Dementia Friends are those who learn about the disease, challenge misconceptions, create awareness and help preople with Dementia in their communities. Dementia Friends can identify those with Dementia in their circles and encourage them to seek medical advice. They spend time with persons with Dementia and advise families on the care needed. Dementia Friends can also help create support groups and get involved through volunteering, campaigning or wearing a badge to raise awareness.
Dementia Friends Movement is the biggest ever initiative to change people’s perceptions of dementia. It aims to transform the way the world thinks, acts and talks about the condition. The Dementia Friends program is a global movement started by the Alzheimer's Society of England and Wales. Over the years, this movement has grown to have over 17 million Dementia Friends around the world and more than 50 Dementia Friends Programs in over 45 countries.
Javagal Srinath, former Indian Cricketer and current ICC referee, is the Campaign Ambassador for this movement in India.

⁂

* _PROMPT 1_:
In the Dementia Friends passage, which organization started the Dementia Friends program?
* _PROMPT 2_:
Carry on writing the Dementia Friends passage, picking up right after its final sentence.
The listing that comes next is separate material, unrelated to the Dementia Friends passage.

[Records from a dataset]

⁂

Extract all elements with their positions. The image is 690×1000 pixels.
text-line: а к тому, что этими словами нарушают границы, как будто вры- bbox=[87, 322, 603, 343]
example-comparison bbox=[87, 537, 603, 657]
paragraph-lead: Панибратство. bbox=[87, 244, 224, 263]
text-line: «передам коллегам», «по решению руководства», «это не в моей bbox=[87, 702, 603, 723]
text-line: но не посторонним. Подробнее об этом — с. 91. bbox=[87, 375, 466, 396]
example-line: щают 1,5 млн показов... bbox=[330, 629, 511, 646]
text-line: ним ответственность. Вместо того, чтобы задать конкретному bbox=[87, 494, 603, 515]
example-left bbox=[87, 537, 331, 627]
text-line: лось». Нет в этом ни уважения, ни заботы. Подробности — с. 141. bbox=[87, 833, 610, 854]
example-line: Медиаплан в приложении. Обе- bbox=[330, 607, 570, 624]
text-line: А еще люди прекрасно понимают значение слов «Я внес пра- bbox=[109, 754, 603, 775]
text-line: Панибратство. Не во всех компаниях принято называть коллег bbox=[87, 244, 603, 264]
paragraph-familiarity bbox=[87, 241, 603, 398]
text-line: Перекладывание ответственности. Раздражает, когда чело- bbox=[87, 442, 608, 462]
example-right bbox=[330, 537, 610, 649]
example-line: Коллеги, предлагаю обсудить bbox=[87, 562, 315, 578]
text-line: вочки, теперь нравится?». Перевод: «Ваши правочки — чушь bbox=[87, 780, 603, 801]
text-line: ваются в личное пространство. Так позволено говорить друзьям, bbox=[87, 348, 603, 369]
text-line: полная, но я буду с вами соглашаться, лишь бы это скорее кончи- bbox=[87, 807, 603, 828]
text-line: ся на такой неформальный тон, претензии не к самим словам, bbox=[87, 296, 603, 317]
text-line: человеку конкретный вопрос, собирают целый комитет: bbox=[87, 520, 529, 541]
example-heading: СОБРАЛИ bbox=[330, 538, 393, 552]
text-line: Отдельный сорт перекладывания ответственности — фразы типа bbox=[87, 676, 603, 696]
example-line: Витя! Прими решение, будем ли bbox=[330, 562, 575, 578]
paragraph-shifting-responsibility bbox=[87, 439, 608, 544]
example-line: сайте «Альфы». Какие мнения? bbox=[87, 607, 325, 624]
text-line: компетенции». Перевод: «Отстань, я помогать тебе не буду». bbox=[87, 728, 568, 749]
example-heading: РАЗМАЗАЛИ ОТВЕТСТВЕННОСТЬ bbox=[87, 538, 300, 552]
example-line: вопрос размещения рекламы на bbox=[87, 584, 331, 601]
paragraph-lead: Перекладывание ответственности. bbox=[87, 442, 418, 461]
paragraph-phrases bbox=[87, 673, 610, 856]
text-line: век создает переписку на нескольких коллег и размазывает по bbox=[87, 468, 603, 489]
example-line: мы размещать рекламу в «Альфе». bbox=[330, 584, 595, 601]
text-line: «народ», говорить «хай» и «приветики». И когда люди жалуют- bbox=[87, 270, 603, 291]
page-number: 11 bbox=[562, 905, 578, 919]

⁂

* _WRITTEN ANSWER 1_:
The Alzheimer's Society of England and Wales.

* _WRITTEN ANSWER 2_:
The word ‘dementia’ describes a set of symptoms that may include memory loss and difficulties with thinking, problem-solving or language. Dementia is caused when the brain is damaged by diseases, such as Alzheimer’s disease or a series of strokes. Alzheimer’s disease is the most common cause of dementia, but not the only one.
When doctors think that a person may have dementia, they try to work out which illness is causing the problems. Each illness can affect a different part of the brain at first. Some people might have problems with their memory or behaviour to begin with. Others might have problems speaking or seeing what or where things are.
Dementia can affect anybody – male or female, wealthy or poor – from any part of the world. However, dementia mostly affects older people, and the risk of dementia increases with increasing age. Approximately 1 in 70 people aged 65-69 have dementia. Nearly 1 in 4 people aged 85-89 have dementia.
Dementia Friends share about Dementia whenever, wherever and to whoever they can. They may talk to others about it over coffee, or while plaing a game, or post photos and posts on social media.
Dementia is not a natural part of ageing, it affects more than someone's memory andit is possible to live well with the condition. People shouldn't be afraid to visit a Psychiatrist. And people affected by the condition shouldn't be ashamed to tell others about their experience.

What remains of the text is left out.